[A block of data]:

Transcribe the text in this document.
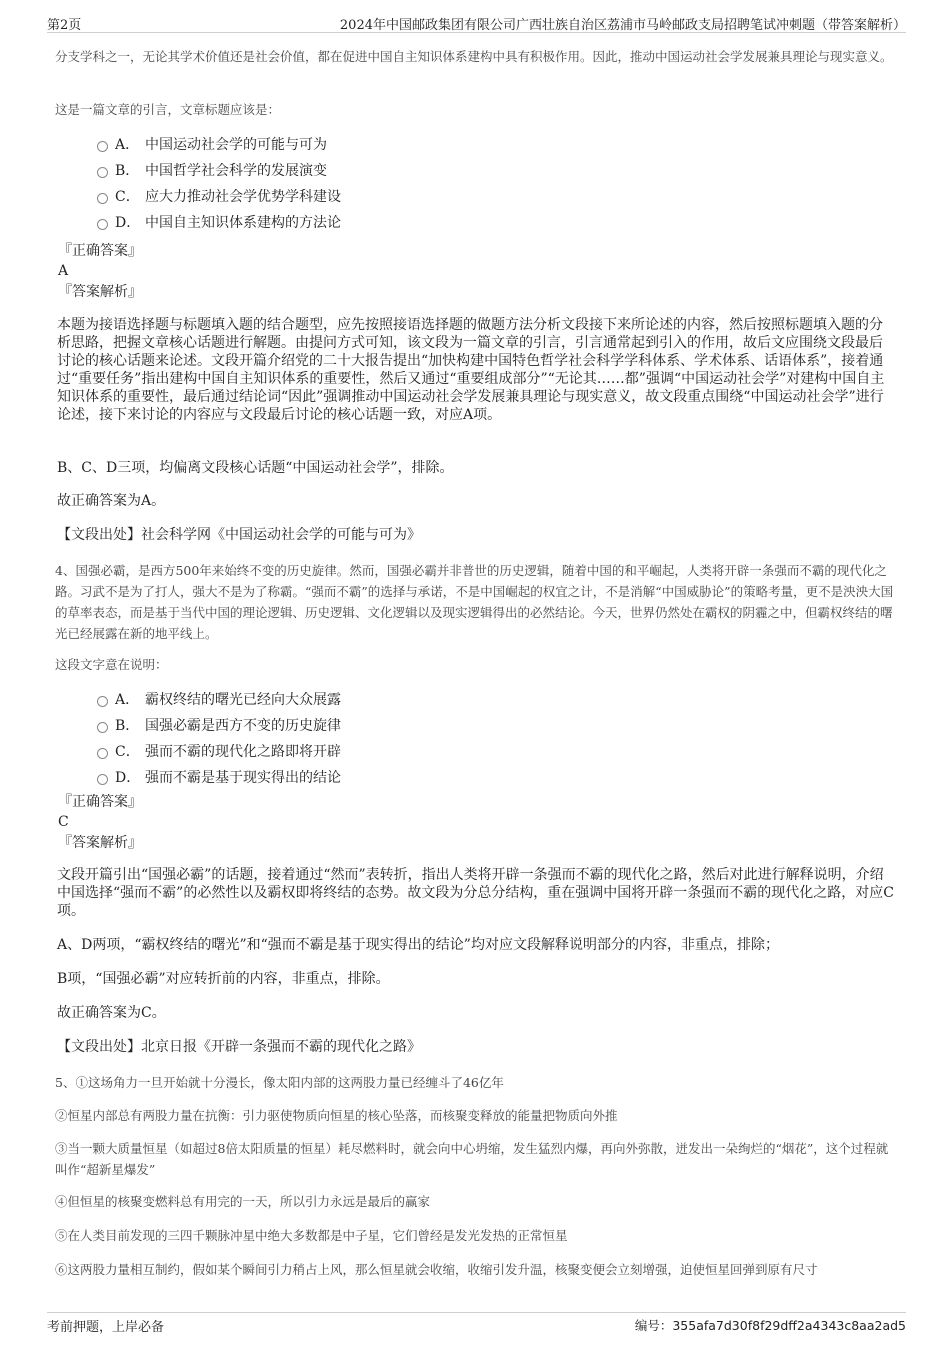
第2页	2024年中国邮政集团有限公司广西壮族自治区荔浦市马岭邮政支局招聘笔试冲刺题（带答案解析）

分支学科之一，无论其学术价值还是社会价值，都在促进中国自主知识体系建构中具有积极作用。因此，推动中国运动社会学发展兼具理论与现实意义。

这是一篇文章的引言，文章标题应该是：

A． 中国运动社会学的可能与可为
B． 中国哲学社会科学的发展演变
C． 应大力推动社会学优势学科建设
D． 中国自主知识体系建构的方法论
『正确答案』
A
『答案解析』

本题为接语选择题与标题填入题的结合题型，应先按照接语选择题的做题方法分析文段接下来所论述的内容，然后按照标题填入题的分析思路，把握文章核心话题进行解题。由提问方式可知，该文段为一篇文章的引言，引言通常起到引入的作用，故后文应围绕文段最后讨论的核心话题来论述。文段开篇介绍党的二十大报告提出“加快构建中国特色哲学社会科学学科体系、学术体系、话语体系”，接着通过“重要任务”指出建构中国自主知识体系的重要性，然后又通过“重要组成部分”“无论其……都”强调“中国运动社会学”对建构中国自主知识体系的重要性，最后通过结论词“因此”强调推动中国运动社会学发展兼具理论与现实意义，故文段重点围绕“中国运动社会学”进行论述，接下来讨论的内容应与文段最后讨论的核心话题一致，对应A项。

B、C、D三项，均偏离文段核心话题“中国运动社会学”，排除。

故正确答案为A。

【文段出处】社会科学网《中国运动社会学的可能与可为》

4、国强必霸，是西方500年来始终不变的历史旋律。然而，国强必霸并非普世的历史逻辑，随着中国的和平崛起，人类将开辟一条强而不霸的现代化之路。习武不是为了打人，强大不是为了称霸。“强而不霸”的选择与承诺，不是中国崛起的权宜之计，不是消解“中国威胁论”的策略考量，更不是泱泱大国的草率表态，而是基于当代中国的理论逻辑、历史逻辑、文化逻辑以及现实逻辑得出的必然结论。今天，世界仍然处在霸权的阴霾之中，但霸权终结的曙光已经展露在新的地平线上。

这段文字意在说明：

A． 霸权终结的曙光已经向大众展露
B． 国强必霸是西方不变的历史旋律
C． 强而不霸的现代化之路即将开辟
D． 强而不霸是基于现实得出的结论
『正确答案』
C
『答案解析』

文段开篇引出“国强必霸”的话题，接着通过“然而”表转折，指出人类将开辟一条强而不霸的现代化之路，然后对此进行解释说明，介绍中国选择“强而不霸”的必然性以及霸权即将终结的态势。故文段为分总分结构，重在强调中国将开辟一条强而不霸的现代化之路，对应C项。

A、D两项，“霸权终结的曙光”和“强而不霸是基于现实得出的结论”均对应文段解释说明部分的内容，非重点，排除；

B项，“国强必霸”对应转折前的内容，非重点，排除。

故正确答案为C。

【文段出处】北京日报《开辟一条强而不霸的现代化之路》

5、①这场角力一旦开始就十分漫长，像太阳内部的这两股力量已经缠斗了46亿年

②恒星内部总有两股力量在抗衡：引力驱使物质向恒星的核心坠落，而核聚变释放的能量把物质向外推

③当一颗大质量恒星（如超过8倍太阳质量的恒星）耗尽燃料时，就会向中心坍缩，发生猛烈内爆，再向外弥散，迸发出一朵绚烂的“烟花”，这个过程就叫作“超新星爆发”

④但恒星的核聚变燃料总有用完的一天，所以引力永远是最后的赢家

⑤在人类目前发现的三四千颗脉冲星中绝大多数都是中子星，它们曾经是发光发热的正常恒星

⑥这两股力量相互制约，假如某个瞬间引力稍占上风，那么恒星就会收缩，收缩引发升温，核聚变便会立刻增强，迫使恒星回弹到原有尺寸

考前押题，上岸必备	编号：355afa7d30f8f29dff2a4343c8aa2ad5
==
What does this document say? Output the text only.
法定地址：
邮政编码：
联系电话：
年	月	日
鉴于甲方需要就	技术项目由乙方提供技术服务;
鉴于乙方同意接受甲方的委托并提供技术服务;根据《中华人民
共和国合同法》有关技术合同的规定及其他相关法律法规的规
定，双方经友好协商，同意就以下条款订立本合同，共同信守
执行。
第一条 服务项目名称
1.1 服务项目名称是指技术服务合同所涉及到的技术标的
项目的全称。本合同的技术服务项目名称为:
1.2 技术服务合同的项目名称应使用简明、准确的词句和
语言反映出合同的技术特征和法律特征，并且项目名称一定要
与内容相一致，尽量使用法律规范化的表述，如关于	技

[INSTRUCTIONS FOR THE TASK]:
Look back over the material above and state how many lines hold the word "text". Write the number and nothing else.

[EXERCISE ANSWER]:
2